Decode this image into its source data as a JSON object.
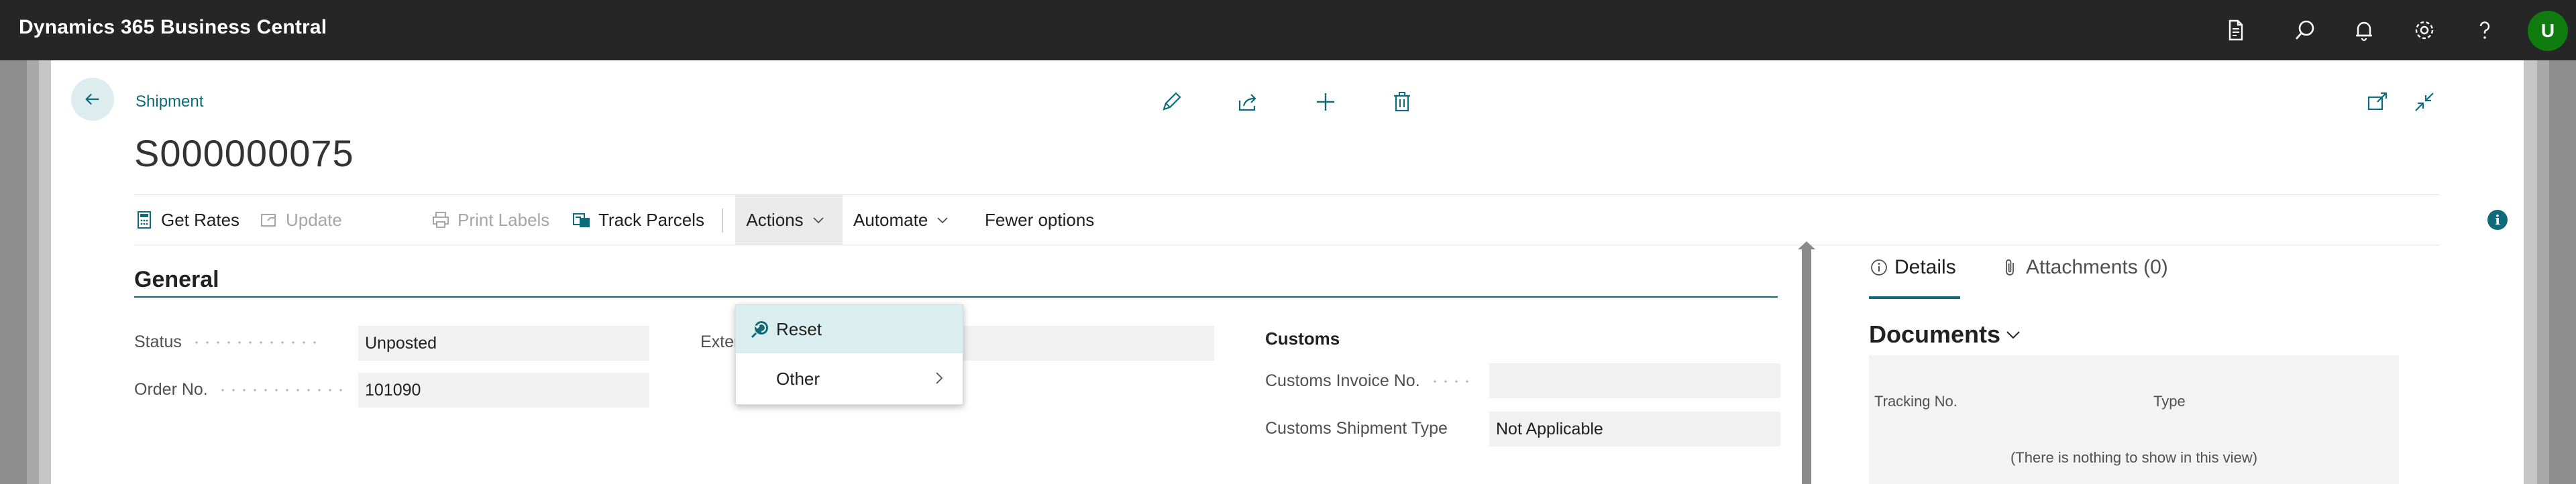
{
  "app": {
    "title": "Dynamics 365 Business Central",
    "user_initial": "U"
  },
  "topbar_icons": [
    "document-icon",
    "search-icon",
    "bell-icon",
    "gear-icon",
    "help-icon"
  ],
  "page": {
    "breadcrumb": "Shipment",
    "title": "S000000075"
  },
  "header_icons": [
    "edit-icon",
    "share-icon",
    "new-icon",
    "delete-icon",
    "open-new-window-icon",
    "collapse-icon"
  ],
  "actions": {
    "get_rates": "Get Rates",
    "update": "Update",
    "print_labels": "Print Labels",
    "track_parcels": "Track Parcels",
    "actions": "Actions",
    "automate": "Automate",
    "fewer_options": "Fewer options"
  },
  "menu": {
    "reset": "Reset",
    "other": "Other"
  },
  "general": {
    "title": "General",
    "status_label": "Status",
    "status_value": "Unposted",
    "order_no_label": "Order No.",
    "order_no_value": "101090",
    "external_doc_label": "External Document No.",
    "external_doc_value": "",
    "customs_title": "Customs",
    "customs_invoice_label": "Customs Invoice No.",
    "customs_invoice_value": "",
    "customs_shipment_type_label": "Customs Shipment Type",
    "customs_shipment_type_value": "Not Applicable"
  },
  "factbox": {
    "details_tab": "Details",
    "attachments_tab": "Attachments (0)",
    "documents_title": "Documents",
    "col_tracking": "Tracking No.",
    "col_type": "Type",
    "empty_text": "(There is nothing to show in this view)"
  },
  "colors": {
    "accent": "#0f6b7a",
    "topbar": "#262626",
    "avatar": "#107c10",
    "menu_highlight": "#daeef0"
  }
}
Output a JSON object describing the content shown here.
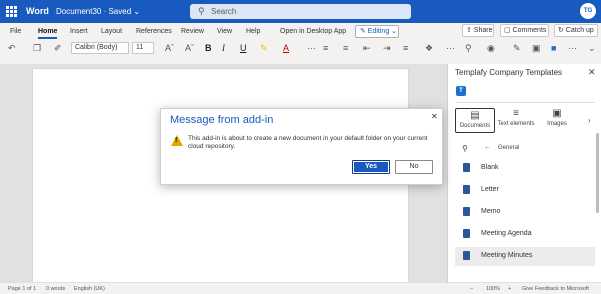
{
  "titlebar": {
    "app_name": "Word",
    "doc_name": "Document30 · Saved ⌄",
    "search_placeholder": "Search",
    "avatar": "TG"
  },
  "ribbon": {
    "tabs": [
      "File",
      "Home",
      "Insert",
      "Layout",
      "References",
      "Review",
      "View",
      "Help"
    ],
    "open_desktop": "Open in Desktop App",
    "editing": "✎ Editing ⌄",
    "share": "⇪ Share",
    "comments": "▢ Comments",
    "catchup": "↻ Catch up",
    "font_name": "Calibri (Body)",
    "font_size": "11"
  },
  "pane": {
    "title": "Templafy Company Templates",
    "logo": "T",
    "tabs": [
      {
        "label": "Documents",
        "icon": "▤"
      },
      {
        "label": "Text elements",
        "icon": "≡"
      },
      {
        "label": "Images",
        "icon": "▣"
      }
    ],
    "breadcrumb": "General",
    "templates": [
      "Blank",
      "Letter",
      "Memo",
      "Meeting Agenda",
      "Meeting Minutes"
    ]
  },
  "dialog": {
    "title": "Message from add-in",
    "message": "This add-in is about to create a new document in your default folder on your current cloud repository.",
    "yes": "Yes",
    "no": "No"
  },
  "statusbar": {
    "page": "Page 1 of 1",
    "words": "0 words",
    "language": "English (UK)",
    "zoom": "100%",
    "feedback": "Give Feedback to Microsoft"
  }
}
* * *
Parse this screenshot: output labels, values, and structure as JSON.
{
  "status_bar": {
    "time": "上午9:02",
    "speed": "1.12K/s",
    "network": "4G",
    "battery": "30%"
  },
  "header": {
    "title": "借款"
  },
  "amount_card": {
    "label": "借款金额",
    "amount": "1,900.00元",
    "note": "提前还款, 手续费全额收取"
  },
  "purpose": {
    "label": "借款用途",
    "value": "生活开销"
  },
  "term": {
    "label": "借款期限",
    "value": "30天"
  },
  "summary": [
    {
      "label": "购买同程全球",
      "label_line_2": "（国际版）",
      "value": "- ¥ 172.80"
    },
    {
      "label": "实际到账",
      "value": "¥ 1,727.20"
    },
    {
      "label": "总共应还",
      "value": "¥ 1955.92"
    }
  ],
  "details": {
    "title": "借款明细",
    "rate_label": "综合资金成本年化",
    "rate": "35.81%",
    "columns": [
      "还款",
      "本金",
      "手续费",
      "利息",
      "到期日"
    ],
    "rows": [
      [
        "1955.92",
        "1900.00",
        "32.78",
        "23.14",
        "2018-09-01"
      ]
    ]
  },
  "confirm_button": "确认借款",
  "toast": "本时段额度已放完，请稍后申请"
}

* WHAT YOU WILL DO
Find the lines holding "JSON" and list every one.

* ANSWER TO THE TASK
Decode this image into its source data as a JSON object.
Output a JSON object describing the content shown here.
Parse this screenshot: output labels, values, and structure as JSON.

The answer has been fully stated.